Task requirements
Below is a listing; reproduce each line of it exactly.

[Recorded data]
━━━

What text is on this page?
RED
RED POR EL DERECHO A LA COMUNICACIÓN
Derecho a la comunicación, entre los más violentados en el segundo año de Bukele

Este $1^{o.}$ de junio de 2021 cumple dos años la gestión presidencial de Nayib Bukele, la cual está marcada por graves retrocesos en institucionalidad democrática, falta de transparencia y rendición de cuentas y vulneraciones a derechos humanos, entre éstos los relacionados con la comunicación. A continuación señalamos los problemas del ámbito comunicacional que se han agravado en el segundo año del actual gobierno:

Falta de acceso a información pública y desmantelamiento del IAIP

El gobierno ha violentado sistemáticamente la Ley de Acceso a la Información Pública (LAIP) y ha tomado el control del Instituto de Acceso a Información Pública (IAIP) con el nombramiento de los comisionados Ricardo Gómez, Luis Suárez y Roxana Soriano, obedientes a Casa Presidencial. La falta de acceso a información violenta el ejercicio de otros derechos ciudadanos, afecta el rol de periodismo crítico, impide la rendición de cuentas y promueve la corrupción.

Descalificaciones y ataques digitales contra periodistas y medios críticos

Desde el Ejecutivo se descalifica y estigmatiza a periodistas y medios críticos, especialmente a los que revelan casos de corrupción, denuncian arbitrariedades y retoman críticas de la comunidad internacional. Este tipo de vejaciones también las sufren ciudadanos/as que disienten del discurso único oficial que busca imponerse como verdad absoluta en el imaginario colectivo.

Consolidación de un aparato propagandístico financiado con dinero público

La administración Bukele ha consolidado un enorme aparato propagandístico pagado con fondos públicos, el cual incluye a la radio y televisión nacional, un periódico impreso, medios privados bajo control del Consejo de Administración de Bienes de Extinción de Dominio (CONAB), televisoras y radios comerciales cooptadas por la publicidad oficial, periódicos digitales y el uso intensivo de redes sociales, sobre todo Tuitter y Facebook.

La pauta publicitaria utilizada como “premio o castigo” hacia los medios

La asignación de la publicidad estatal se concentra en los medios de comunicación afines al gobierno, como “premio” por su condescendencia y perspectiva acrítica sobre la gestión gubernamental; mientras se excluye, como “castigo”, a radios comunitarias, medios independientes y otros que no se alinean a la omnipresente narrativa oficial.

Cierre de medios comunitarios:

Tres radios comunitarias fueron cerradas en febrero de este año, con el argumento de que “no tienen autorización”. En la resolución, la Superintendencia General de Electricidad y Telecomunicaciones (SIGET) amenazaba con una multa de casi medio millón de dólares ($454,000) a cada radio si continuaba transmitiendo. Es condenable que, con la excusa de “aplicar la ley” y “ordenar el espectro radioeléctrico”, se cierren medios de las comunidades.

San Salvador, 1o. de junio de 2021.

━━━

Exercise solution
What text is on this page?
RED
RED POR EL DERECHO A LA COMUNICACIÓN
Derecho a la comunicación, entre los más violentados en el segundo año de Bukele

Este $1^{o.}$ de junio de 2021 cumple dos años la gestión presidencial de Nayib Bukele, la cual está marcada por graves retrocesos en institucionalidad democrática, falta de transparencia y rendición de cuentas y vulneraciones a derechos humanos, entre éstos los relacionados con la comunicación. A continuación señalamos los problemas del ámbito comunicacional que se han agravado en el segundo año del actual gobierno:

Falta de acceso a información pública y desmantelamiento del IAIP

El gobierno ha violentado sistemáticamente la Ley de Acceso a la Información Pública (LAIP) y ha tomado el control del Instituto de Acceso a Información Pública (IAIP) con el nombramiento de los comisionados Ricardo Gómez, Luis Suárez y Roxana Soriano, obedientes a Casa Presidencial. La falta de acceso a información violenta el ejercicio de otros derechos ciudadanos, afecta el rol de periodismo crítico, impide la rendición de cuentas y promueve la corrupción.

Descalificaciones y ataques digitales contra periodistas y medios críticos

Desde el Ejecutivo se descalifica y estigmatiza a periodistas y medios críticos, especialmente a los que revelan casos de corrupción, denuncian arbitrariedades y retoman críticas de la comunidad internacional. Este tipo de vejaciones también las sufren ciudadanos/as que disienten del discurso único oficial que busca imponerse como verdad absoluta en el imaginario colectivo.

Consolidación de un aparato propagandístico financiado con dinero público

La administración Bukele ha consolidado un enorme aparato propagandístico pagado con fondos públicos, el cual incluye a la radio y televisión nacional, un periódico impreso, medios privados bajo control del Consejo de Administración de Bienes de Extinción de Dominio (CONAB), televisoras y radios comerciales cooptadas por la publicidad oficial, periódicos digitales y el uso intensivo de redes sociales, sobre todo Tuitter y Facebook.

La pauta publicitaria utilizada como “premio o castigo” hacia los medios

La asignación de la publicidad estatal se concentra en los medios de comunicación afines al gobierno, como “premio” por su condescendencia y perspectiva acrítica sobre la gestión gubernamental; mientras se excluye, como “castigo”, a radios comunitarias, medios independientes y otros que no se alinean a la omnipresente narrativa oficial.

Cierre de medios comunitarios:

Tres radios comunitarias fueron cerradas en febrero de este año, con el argumento de que “no tienen autorización”. En la resolución, la Superintendencia General de Electricidad y Telecomunicaciones (SIGET) amenazaba con una multa de casi medio millón de dólares ($454,000) a cada radio si continuaba transmitiendo. Es condenable que, con la excusa de “aplicar la ley” y “ordenar el espectro radioeléctrico”, se cierren medios de las comunidades.

San Salvador, 1o. de junio de 2021.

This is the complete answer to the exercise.